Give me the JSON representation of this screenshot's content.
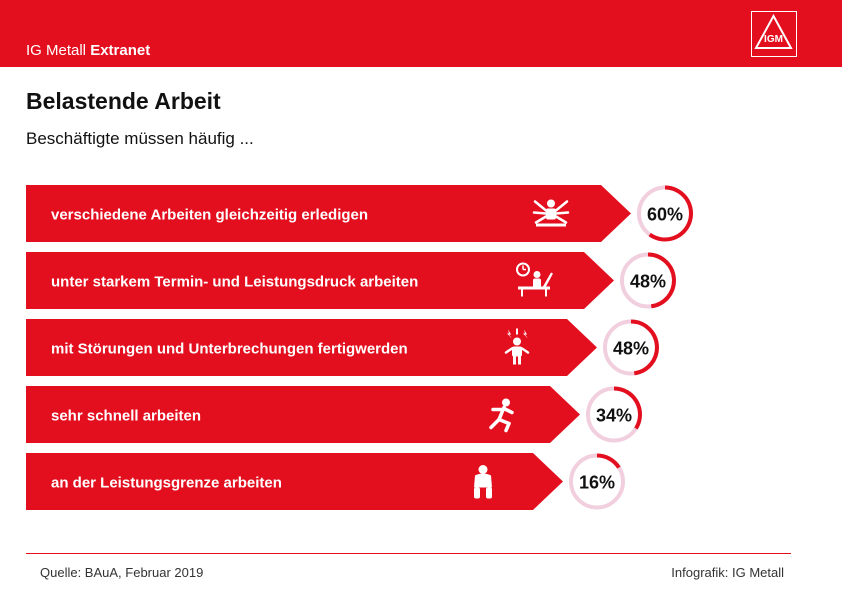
{
  "header": {
    "brand_light": "IG Metall",
    "brand_bold": "Extranet",
    "logo_text": "IGM"
  },
  "colors": {
    "brand_red": "#e30f1f",
    "ring_track": "#f1cfde",
    "ring_fill": "#e30f1f",
    "bar_text": "#ffffff"
  },
  "chart_data": {
    "type": "bar",
    "title": "Belastende Arbeit",
    "subtitle": "Beschäftigte müssen häufig ...",
    "unit": "%",
    "categories": [
      "verschiedene Arbeiten gleichzeitig erledigen",
      "unter starkem Termin- und Leistungsdruck arbeiten",
      "mit Störungen und Unterbrechungen fertigwerden",
      "sehr schnell arbeiten",
      "an der Leistungsgrenze arbeiten"
    ],
    "values": [
      60,
      48,
      48,
      34,
      16
    ],
    "value_labels": [
      "60%",
      "48%",
      "48%",
      "34%",
      "16%"
    ],
    "icons": [
      "multitasking-icon",
      "deadline-pressure-icon",
      "interruption-icon",
      "running-icon",
      "exhausted-icon"
    ]
  },
  "footer": {
    "source": "Quelle:  BAuA, Februar 2019",
    "credit": "Infografik: IG Metall"
  }
}
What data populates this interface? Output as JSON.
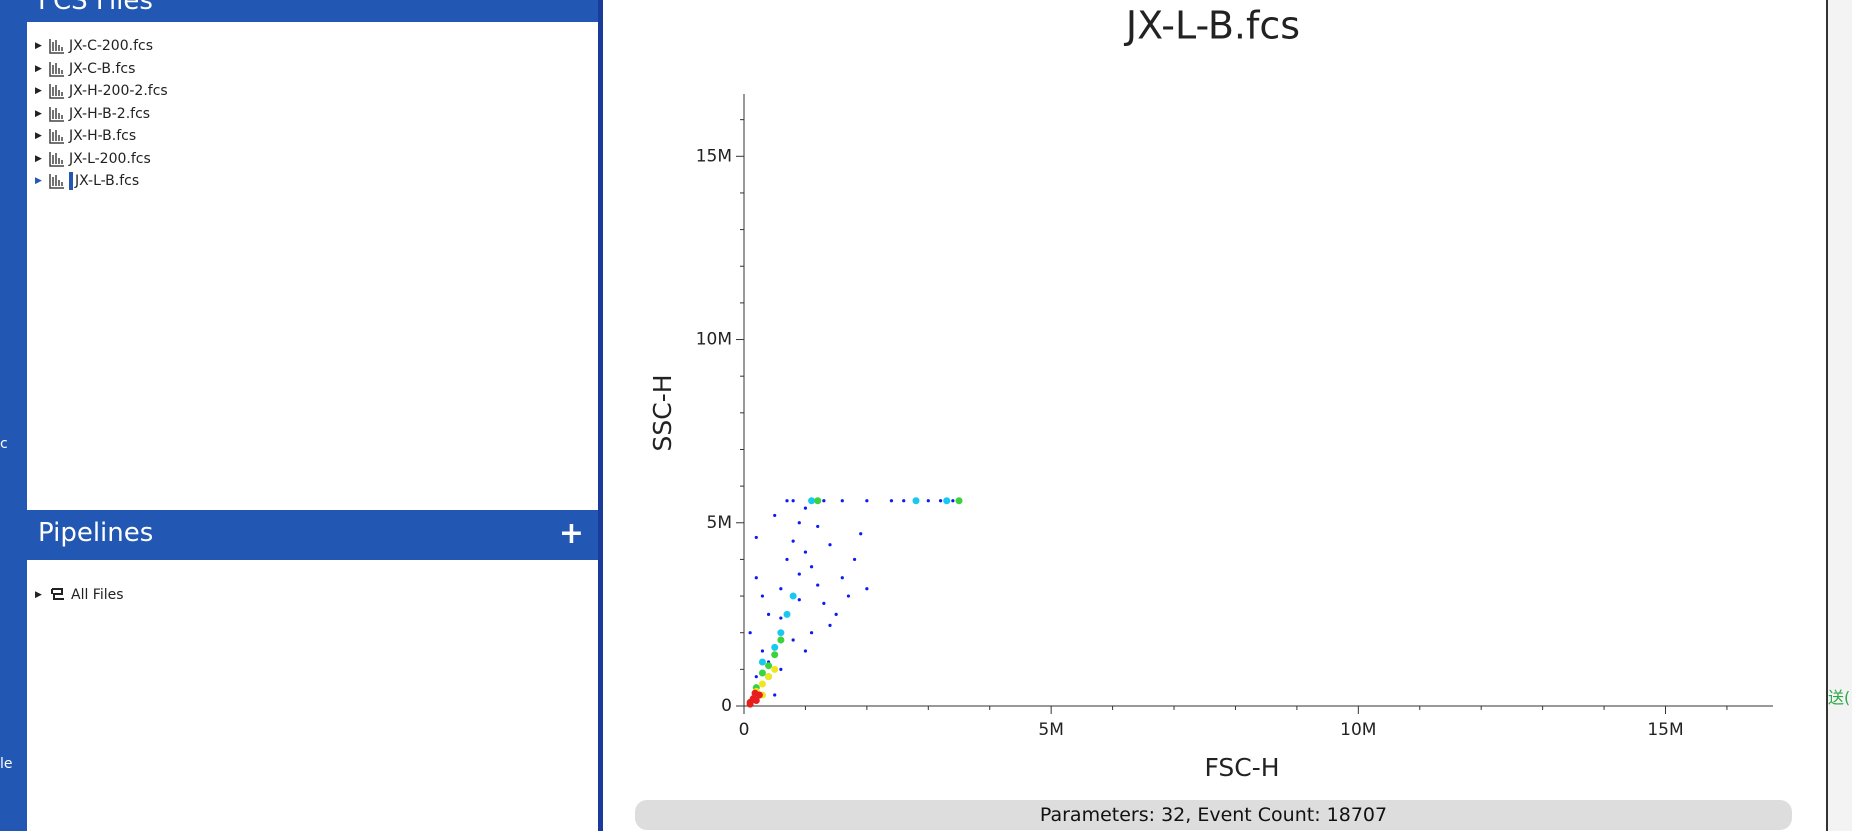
{
  "edge_left": [
    "c",
    "le"
  ],
  "edge_right": "送(",
  "files_panel": {
    "title": "FCS Files",
    "items": [
      "JX-C-200.fcs",
      "JX-C-B.fcs",
      "JX-H-200-2.fcs",
      "JX-H-B-2.fcs",
      "JX-H-B.fcs",
      "JX-L-200.fcs",
      "JX-L-B.fcs"
    ]
  },
  "pipelines_panel": {
    "title": "Pipelines",
    "add_button": "+",
    "items": [
      "All Files"
    ]
  },
  "plot": {
    "type": "scatter",
    "title": "JX-L-B.fcs",
    "x_label": "FSC-H",
    "y_label": "SSC-H",
    "xlim": [
      0,
      16750000
    ],
    "ylim": [
      0,
      16700000
    ],
    "xticks": [
      0,
      {
        "value": 5000000,
        "label": "5M"
      },
      {
        "value": 10000000,
        "label": "10M"
      },
      {
        "value": 15000000,
        "label": "15M"
      }
    ],
    "yticks": [
      0,
      {
        "value": 5000000,
        "label": "5M"
      },
      {
        "value": 10000000,
        "label": "10M"
      },
      {
        "value": 15000000,
        "label": "15M"
      }
    ],
    "xminorticks": [
      1000000,
      2000000,
      3000000,
      4000000,
      6000000,
      7000000,
      8000000,
      9000000,
      11000000,
      12000000,
      13000000,
      14000000,
      16000000
    ],
    "yminorticks": [
      1000000,
      2000000,
      3000000,
      4000000,
      6000000,
      7000000,
      8000000,
      9000000,
      11000000,
      12000000,
      13000000,
      14000000,
      16000000
    ],
    "series": [
      {
        "color": "#0a1cf0",
        "x": [
          200000,
          500000,
          100000,
          200000,
          300000,
          400000,
          600000,
          700000,
          800000,
          900000,
          1000000,
          1100000,
          1200000,
          1300000,
          1500000,
          1600000,
          1800000,
          1900000,
          2000000,
          1400000,
          900000,
          800000,
          600000,
          500000,
          1000000,
          1100000,
          700000,
          800000,
          1300000,
          1600000,
          2000000,
          2400000,
          2600000,
          3000000,
          3200000,
          3400000,
          300000,
          200000,
          1200000,
          1000000,
          900000,
          600000,
          1400000,
          1700000,
          400000
        ],
        "y": [
          4600000,
          5200000,
          2000000,
          3500000,
          3000000,
          2500000,
          3200000,
          4000000,
          4500000,
          5000000,
          4200000,
          3800000,
          3300000,
          2800000,
          2500000,
          3500000,
          4000000,
          4700000,
          3200000,
          2200000,
          2900000,
          1800000,
          1000000,
          300000,
          1500000,
          2000000,
          5600000,
          5600000,
          5600000,
          5600000,
          5600000,
          5600000,
          5600000,
          5600000,
          5600000,
          5600000,
          1500000,
          800000,
          4900000,
          5400000,
          3600000,
          2400000,
          4400000,
          3000000,
          1200000
        ]
      },
      {
        "color": "#18c8f0",
        "x": [
          300000,
          500000,
          600000,
          700000,
          400000,
          1100000,
          2800000,
          3300000,
          800000
        ],
        "y": [
          1200000,
          1600000,
          2000000,
          2500000,
          800000,
          5600000,
          5600000,
          5600000,
          3000000
        ]
      },
      {
        "color": "#3cd23c",
        "x": [
          300000,
          500000,
          600000,
          400000,
          1200000,
          3500000,
          200000
        ],
        "y": [
          900000,
          1400000,
          1800000,
          1100000,
          5600000,
          5600000,
          500000
        ]
      },
      {
        "color": "#f0e61e",
        "x": [
          200000,
          300000,
          400000,
          300000,
          500000,
          200000
        ],
        "y": [
          400000,
          600000,
          800000,
          300000,
          1000000,
          200000
        ]
      },
      {
        "color": "#e61e1e",
        "x": [
          100000,
          150000,
          200000,
          250000,
          100000,
          180000
        ],
        "y": [
          100000,
          200000,
          150000,
          300000,
          50000,
          350000
        ]
      }
    ]
  },
  "status": "Parameters: 32, Event Count: 18707"
}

################

SET TASK
What is the number of lines holding the word "Metall"? State it alone.

OUTPUT OF THE EXERCISE
2